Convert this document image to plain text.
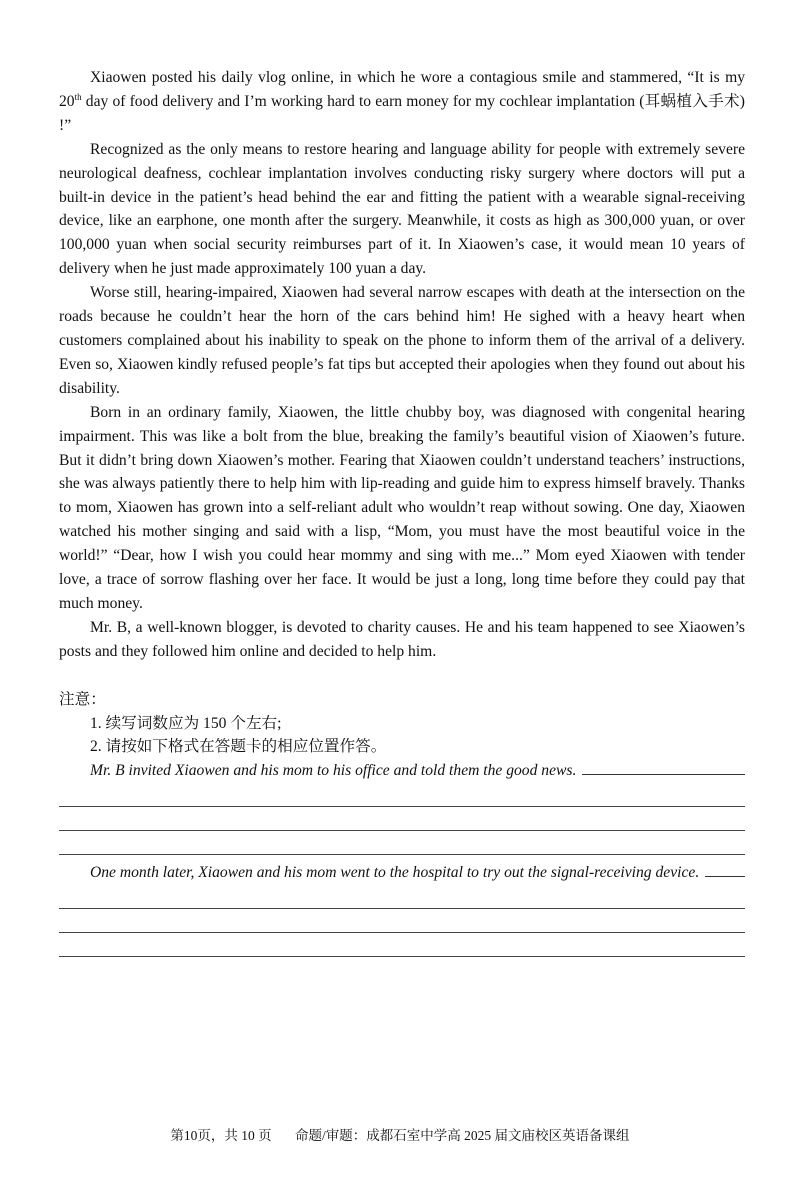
Xiaowen posted his daily vlog online, in which he wore a contagious smile and stammered, “It is my 20th day of food delivery and I’m working hard to earn money for my cochlear implantation (耳蜗植入手术) !”

Recognized as the only means to restore hearing and language ability for people with extremely severe neurological deafness, cochlear implantation involves conducting risky surgery where doctors will put a built-in device in the patient’s head behind the ear and fitting the patient with a wearable signal-receiving device, like an earphone, one month after the surgery. Meanwhile, it costs as high as 300,000 yuan, or over 100,000 yuan when social security reimburses part of it. In Xiaowen’s case, it would mean 10 years of delivery when he just made approximately 100 yuan a day.

Worse still, hearing-impaired, Xiaowen had several narrow escapes with death at the intersection on the roads because he couldn’t hear the horn of the cars behind him! He sighed with a heavy heart when customers complained about his inability to speak on the phone to inform them of the arrival of a delivery. Even so, Xiaowen kindly refused people’s fat tips but accepted their apologies when they found out about his disability.

Born in an ordinary family, Xiaowen, the little chubby boy, was diagnosed with congenital hearing impairment. This was like a bolt from the blue, breaking the family’s beautiful vision of Xiaowen’s future. But it didn’t bring down Xiaowen’s mother. Fearing that Xiaowen couldn’t understand teachers’ instructions, she was always patiently there to help him with lip-reading and guide him to express himself bravely. Thanks to mom, Xiaowen has grown into a self-reliant adult who wouldn’t reap without sowing. One day, Xiaowen watched his mother singing and said with a lisp, “Mom, you must have the most beautiful voice in the world!” “Dear, how I wish you could hear mommy and sing with me...” Mom eyed Xiaowen with tender love, a trace of sorrow flashing over her face. It would be just a long, long time before they could pay that much money.

Mr. B, a well-known blogger, is devoted to charity causes. He and his team happened to see Xiaowen’s posts and they followed him online and decided to help him.

注意：
1. 续写词数应为 150 个左右;
2. 请按如下格式在答题卡的相应位置作答。
Mr. B invited Xiaowen and his mom to his office and told them the good news.
One month later, Xiaowen and his mom went to the hospital to try out the signal-receiving device.
第10页，共 10 页 命题/审题：成都石室中学高 2025 届文庙校区英语备课组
___
Scan the material above for the word "would". Copy each line where it occurs.

Recognized as the only means to restore hearing and language ability for people with extremely severe neurological deafness, cochlear implantation involves conducting risky surgery where doctors will put a built-in device in the patient’s head behind the ear and fitting the patient with a wearable signal-receiving device, like an earphone, one month after the surgery. Meanwhile, it costs as high as 300,000 yuan, or over 100,000 yuan when social security reimburses part of it. In Xiaowen’s case, it would mean 10 years of delivery when he just made approximately 100 yuan a day.
Born in an ordinary family, Xiaowen, the little chubby boy, was diagnosed with congenital hearing impairment. This was like a bolt from the blue, breaking the family’s beautiful vision of Xiaowen’s future. But it didn’t bring down Xiaowen’s mother. Fearing that Xiaowen couldn’t understand teachers’ instructions, she was always patiently there to help him with lip-reading and guide him to express himself bravely. Thanks to mom, Xiaowen has grown into a self-reliant adult who wouldn’t reap without sowing. One day, Xiaowen watched his mother singing and said with a lisp, “Mom, you must have the most beautiful voice in the world!” “Dear, how I wish you could hear mommy and sing with me...” Mom eyed Xiaowen with tender love, a trace of sorrow flashing over her face. It would be just a long, long time before they could pay that much money.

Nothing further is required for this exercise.